* Given request *
Locate the word "information" in the data below, then copy every line that holds it.

++++++++

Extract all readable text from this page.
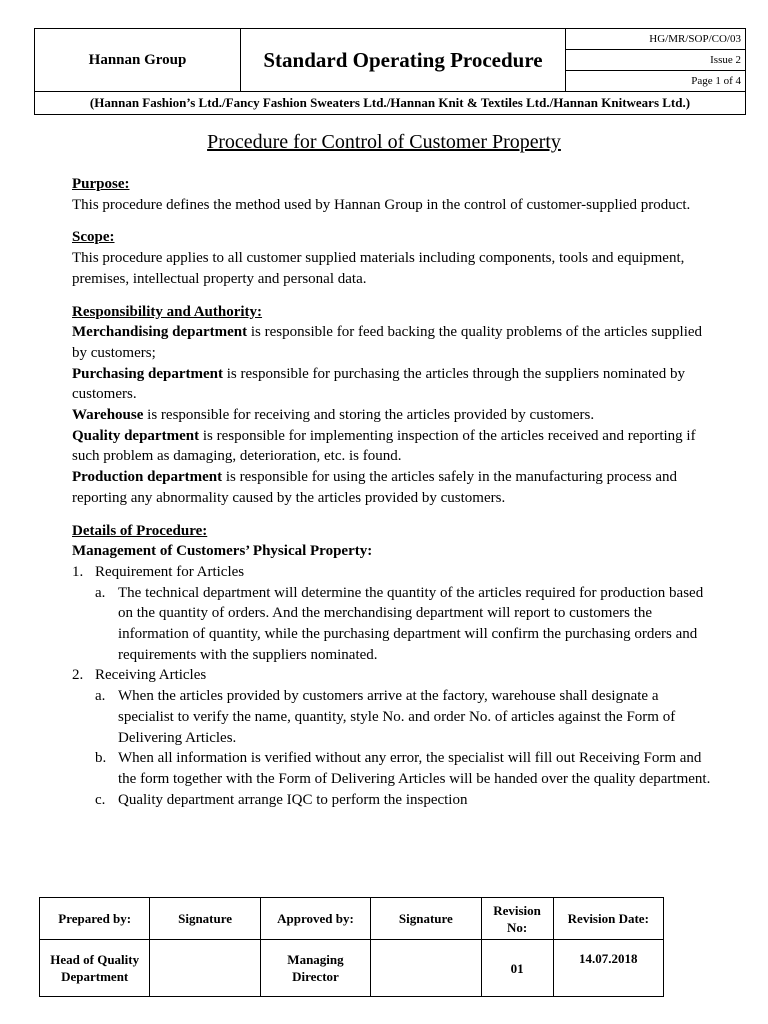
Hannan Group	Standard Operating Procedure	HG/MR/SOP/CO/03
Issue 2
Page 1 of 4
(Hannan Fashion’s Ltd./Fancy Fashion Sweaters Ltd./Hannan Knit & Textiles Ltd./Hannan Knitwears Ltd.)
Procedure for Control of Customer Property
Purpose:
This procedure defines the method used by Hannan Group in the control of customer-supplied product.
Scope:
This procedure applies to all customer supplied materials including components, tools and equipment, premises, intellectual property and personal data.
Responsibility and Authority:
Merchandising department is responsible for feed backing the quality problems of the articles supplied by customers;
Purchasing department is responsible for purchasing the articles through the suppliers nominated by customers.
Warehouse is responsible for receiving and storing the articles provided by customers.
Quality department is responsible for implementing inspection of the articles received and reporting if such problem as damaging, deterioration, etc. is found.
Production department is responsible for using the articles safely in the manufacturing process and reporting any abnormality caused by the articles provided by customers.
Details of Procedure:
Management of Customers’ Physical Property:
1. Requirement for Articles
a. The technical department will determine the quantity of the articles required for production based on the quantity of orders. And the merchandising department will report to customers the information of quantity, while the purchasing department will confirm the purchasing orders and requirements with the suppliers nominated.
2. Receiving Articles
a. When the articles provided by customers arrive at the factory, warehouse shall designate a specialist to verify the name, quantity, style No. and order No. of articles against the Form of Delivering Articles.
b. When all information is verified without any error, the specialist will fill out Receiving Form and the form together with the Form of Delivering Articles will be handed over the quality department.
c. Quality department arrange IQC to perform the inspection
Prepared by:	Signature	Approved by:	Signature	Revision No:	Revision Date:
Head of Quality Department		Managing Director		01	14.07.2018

++++++++

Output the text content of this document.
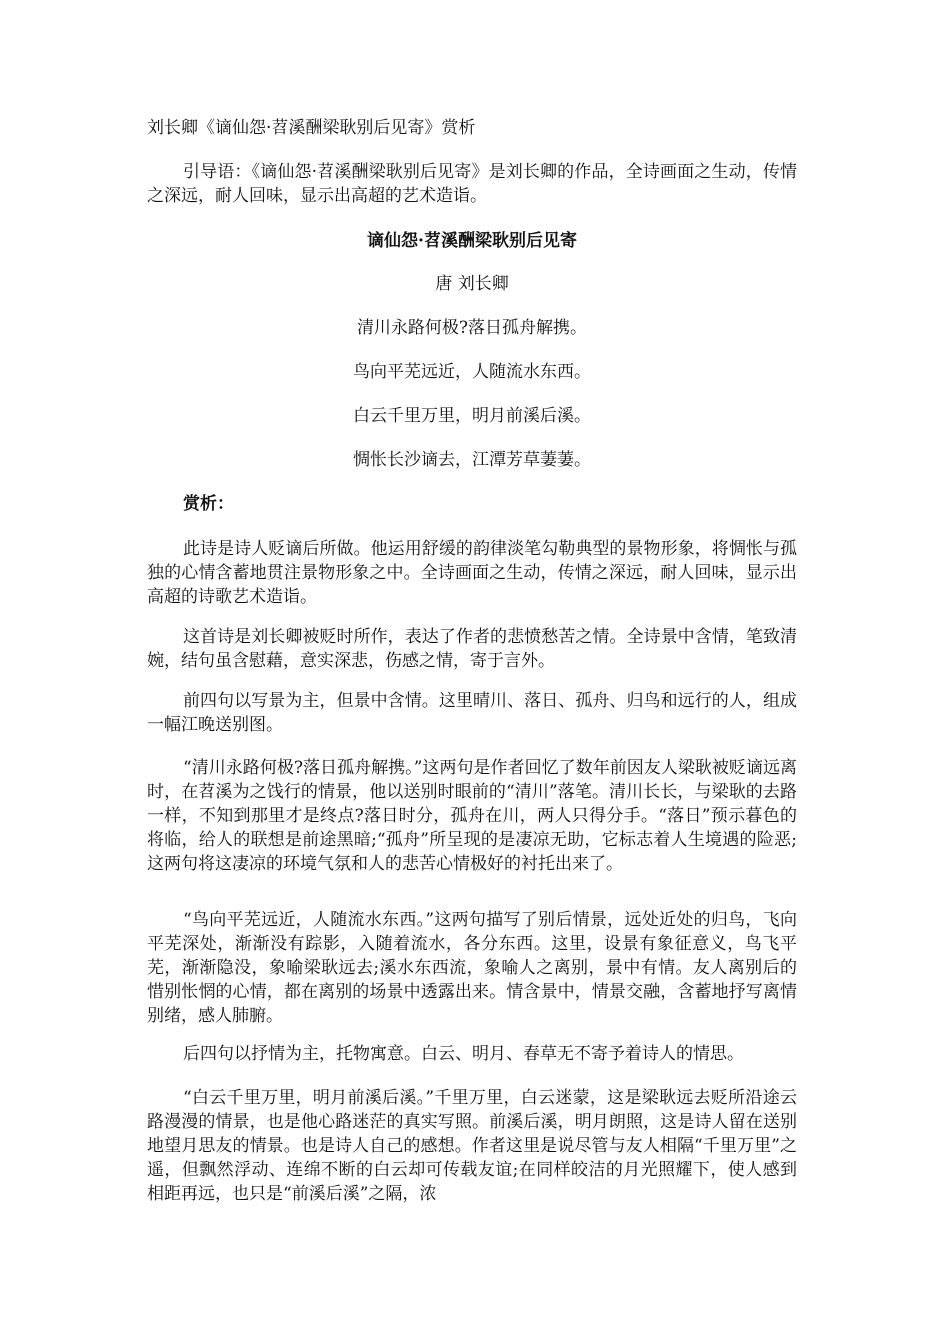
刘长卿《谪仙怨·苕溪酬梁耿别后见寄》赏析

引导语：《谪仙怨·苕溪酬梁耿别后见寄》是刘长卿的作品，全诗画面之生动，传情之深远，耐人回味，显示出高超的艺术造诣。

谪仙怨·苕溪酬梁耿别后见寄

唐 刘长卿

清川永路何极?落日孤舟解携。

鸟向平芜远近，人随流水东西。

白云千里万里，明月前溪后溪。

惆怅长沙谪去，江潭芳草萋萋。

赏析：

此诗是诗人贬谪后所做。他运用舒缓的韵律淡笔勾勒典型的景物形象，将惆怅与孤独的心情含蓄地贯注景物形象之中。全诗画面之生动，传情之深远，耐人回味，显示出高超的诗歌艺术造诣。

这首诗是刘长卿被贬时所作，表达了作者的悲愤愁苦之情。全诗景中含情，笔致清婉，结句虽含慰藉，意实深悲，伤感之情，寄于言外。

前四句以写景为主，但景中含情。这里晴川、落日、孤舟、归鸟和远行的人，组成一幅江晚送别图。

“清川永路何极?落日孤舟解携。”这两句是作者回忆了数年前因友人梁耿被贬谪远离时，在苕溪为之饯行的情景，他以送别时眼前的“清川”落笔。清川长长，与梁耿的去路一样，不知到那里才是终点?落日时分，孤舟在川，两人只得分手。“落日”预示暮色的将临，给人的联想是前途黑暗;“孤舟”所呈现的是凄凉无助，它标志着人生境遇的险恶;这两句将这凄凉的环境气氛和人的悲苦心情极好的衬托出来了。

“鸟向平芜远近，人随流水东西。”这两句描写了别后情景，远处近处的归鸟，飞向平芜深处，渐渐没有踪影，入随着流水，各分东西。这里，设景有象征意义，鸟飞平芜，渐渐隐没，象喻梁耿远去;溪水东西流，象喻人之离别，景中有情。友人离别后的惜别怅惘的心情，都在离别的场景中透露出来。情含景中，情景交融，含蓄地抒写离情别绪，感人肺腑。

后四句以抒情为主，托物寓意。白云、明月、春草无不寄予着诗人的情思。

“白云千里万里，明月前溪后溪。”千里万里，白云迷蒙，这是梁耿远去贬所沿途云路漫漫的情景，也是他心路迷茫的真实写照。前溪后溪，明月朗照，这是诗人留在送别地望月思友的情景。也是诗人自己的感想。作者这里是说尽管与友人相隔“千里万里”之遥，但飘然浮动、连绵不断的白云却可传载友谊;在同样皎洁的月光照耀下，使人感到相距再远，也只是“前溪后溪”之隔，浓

++++++++

* Result for this task *
a. The technical department will determine the quantity of the articles required for production based on the quantity of orders. And the merchandising department will report to customers the information of quantity, while the purchasing department will confirm the purchasing orders and requirements with the suppliers nominated.
b. When all information is verified without any error, the specialist will fill out Receiving Form and the form together with the Form of Delivering Articles will be handed over the quality department.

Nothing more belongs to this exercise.